====== Provided data
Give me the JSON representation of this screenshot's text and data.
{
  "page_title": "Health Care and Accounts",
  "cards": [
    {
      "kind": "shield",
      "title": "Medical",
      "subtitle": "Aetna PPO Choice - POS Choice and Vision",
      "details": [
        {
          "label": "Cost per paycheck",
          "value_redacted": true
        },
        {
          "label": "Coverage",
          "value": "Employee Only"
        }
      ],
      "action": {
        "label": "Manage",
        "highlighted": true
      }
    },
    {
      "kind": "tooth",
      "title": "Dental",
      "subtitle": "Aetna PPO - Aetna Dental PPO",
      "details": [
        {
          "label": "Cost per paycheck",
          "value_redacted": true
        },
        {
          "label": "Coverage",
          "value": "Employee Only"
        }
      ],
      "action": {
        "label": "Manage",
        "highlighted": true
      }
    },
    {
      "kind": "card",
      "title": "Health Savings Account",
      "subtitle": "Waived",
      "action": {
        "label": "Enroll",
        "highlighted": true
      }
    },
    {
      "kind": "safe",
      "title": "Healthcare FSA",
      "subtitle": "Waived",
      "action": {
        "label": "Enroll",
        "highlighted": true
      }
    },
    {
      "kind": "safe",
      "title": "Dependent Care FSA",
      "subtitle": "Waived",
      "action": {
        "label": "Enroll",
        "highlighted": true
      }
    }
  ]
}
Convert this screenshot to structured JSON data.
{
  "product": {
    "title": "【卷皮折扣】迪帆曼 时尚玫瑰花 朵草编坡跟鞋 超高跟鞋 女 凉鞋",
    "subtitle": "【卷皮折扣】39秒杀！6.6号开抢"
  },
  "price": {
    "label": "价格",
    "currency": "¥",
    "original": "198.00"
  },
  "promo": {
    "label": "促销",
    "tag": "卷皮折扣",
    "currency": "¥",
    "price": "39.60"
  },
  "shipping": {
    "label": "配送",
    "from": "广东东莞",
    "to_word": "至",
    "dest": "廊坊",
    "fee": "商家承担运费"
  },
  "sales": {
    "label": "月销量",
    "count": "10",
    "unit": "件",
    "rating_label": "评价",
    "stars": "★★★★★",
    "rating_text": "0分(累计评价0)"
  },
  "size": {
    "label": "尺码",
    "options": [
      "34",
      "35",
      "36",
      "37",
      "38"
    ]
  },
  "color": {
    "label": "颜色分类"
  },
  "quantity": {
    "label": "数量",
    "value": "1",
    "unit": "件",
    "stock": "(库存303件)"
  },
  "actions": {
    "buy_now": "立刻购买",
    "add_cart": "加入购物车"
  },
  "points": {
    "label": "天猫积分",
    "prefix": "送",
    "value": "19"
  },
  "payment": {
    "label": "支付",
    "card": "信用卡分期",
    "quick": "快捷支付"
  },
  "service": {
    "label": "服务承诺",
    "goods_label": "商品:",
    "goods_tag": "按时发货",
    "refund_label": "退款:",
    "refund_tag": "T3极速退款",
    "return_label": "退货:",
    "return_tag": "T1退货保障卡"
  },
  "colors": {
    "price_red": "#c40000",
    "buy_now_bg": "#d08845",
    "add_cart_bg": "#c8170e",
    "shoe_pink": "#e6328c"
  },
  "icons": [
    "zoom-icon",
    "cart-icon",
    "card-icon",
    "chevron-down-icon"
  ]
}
============
• Task objective
Copy out every line in the entries above that holds "screenshot".

• Response
Give me the JSON representation of this screenshot's text and data.
Convert this screenshot to structured JSON data.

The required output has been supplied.